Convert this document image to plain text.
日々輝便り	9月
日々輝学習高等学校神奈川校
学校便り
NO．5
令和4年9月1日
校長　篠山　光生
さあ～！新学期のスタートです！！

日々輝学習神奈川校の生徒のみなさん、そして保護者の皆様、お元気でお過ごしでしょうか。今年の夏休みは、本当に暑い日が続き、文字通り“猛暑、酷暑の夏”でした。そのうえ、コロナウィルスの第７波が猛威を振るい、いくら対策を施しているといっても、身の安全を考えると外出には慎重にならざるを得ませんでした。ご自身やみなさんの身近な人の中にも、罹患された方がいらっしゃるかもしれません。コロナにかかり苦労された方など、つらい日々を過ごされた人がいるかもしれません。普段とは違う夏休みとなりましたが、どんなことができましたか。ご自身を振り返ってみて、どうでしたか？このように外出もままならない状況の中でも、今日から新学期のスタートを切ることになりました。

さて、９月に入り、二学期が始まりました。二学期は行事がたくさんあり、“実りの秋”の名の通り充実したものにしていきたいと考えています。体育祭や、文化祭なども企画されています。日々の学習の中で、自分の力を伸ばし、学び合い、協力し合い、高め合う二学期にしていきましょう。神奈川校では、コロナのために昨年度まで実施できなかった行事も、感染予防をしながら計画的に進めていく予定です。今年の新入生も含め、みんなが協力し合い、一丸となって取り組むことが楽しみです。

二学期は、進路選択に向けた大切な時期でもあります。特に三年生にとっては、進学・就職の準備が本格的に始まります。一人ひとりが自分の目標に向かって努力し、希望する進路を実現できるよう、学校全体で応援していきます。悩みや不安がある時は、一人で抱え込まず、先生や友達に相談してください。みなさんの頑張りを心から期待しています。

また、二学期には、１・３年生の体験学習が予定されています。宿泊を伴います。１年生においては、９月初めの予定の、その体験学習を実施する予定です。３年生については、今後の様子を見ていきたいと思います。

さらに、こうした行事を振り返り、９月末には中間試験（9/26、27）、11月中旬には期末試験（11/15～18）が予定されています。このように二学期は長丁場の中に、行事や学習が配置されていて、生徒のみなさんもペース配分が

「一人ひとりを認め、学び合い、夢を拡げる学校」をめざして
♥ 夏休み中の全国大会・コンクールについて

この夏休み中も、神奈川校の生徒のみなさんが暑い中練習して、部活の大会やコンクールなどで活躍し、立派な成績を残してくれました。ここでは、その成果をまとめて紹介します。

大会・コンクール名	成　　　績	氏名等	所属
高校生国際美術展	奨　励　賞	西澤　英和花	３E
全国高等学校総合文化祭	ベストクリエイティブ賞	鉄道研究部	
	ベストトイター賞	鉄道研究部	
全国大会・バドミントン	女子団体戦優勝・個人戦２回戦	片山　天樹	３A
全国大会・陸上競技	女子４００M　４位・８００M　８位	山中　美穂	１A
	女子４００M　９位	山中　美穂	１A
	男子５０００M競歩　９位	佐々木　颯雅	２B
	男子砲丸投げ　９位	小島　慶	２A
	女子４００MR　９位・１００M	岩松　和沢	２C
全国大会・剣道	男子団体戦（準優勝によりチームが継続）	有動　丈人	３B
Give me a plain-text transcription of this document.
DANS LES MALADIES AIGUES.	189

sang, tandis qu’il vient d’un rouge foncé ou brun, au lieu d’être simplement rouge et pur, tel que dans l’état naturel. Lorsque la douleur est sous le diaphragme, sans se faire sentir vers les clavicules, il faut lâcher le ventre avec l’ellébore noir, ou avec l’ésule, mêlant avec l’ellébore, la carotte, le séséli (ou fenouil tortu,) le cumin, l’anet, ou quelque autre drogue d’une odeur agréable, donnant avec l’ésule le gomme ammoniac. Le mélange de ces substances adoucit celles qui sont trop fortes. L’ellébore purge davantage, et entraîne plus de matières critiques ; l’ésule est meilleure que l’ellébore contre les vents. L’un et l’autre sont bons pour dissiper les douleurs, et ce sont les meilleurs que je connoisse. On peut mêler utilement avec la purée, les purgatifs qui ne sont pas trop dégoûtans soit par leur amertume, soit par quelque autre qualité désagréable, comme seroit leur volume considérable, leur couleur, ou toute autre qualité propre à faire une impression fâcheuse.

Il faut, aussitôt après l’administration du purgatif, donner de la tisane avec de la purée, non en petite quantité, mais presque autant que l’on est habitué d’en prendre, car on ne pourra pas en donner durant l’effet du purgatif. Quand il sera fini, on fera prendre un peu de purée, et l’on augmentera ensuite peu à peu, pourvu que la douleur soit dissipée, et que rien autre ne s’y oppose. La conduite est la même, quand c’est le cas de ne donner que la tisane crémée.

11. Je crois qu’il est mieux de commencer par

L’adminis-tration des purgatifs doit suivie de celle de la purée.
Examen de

******

■ GIVEN TASK: Retype all of the data shown above, word for word.

■ ANSWER TO THIS EXERCISE:
Convert this document image to plain text.
日々輝便り	9月
日々輝学習高等学校神奈川校
学校便り
NO．5
令和4年9月1日
校長　篠山　光生
さあ～！新学期のスタートです！！

日々輝学習神奈川校の生徒のみなさん、そして保護者の皆様、お元気でお過ごしでしょうか。今年の夏休みは、本当に暑い日が続き、文字通り“猛暑、酷暑の夏”でした。そのうえ、コロナウィルスの第７波が猛威を振るい、いくら対策を施しているといっても、身の安全を考えると外出には慎重にならざるを得ませんでした。ご自身やみなさんの身近な人の中にも、罹患された方がいらっしゃるかもしれません。コロナにかかり苦労された方など、つらい日々を過ごされた人がいるかもしれません。普段とは違う夏休みとなりましたが、どんなことができましたか。ご自身を振り返ってみて、どうでしたか？このように外出もままならない状況の中でも、今日から新学期のスタートを切ることになりました。

さて、９月に入り、二学期が始まりました。二学期は行事がたくさんあり、“実りの秋”の名の通り充実したものにしていきたいと考えています。体育祭や、文化祭なども企画されています。日々の学習の中で、自分の力を伸ばし、学び合い、協力し合い、高め合う二学期にしていきましょう。神奈川校では、コロナのために昨年度まで実施できなかった行事も、感染予防をしながら計画的に進めていく予定です。今年の新入生も含め、みんなが協力し合い、一丸となって取り組むことが楽しみです。

二学期は、進路選択に向けた大切な時期でもあります。特に三年生にとっては、進学・就職の準備が本格的に始まります。一人ひとりが自分の目標に向かって努力し、希望する進路を実現できるよう、学校全体で応援していきます。悩みや不安がある時は、一人で抱え込まず、先生や友達に相談してください。みなさんの頑張りを心から期待しています。

また、二学期には、１・３年生の体験学習が予定されています。宿泊を伴います。１年生においては、９月初めの予定の、その体験学習を実施する予定です。３年生については、今後の様子を見ていきたいと思います。

さらに、こうした行事を振り返り、９月末には中間試験（9/26、27）、11月中旬には期末試験（11/15～18）が予定されています。このように二学期は長丁場の中に、行事や学習が配置されていて、生徒のみなさんもペース配分が

「一人ひとりを認め、学び合い、夢を拡げる学校」をめざして
♥ 夏休み中の全国大会・コンクールについて

この夏休み中も、神奈川校の生徒のみなさんが暑い中練習して、部活の大会やコンクールなどで活躍し、立派な成績を残してくれました。ここでは、その成果をまとめて紹介します。

大会・コンクール名	成　　　績	氏名等	所属
高校生国際美術展	奨　励　賞	西澤　英和花	３E
全国高等学校総合文化祭	ベストクリエイティブ賞	鉄道研究部	
	ベストトイター賞	鉄道研究部	
全国大会・バドミントン	女子団体戦優勝・個人戦２回戦	片山　天樹	３A
全国大会・陸上競技	女子４００M　４位・８００M　８位	山中　美穂	１A
	女子４００M　９位	山中　美穂	１A
	男子５０００M競歩　９位	佐々木　颯雅	２B
	男子砲丸投げ　９位	小島　慶	２A
	女子４００MR　９位・１００M	岩松　和沢	２C
全国大会・剣道	男子団体戦（準優勝によりチームが継続）	有動　丈人	３B
Give me a plain-text transcription of this document.
DANS LES MALADIES AIGUES.	189

sang, tandis qu’il vient d’un rouge foncé ou brun, au lieu d’être simplement rouge et pur, tel que dans l’état naturel. Lorsque la douleur est sous le diaphragme, sans se faire sentir vers les clavicules, il faut lâcher le ventre avec l’ellébore noir, ou avec l’ésule, mêlant avec l’ellébore, la carotte, le séséli (ou fenouil tortu,) le cumin, l’anet, ou quelque autre drogue d’une odeur agréable, donnant avec l’ésule le gomme ammoniac. Le mélange de ces substances adoucit celles qui sont trop fortes. L’ellébore purge davantage, et entraîne plus de matières critiques ; l’ésule est meilleure que l’ellébore contre les vents. L’un et l’autre sont bons pour dissiper les douleurs, et ce sont les meilleurs que je connoisse. On peut mêler utilement avec la purée, les purgatifs qui ne sont pas trop dégoûtans soit par leur amertume, soit par quelque autre qualité désagréable, comme seroit leur volume considérable, leur couleur, ou toute autre qualité propre à faire une impression fâcheuse.

Il faut, aussitôt après l’administration du purgatif, donner de la tisane avec de la purée, non en petite quantité, mais presque autant que l’on est habitué d’en prendre, car on ne pourra pas en donner durant l’effet du purgatif. Quand il sera fini, on fera prendre un peu de purée, et l’on augmentera ensuite peu à peu, pourvu que la douleur soit dissipée, et que rien autre ne s’y oppose. La conduite est la même, quand c’est le cas de ne donner que la tisane crémée.

11. Je crois qu’il est mieux de commencer par

L’adminis-tration des purgatifs doit suivie de celle de la purée.
Examen de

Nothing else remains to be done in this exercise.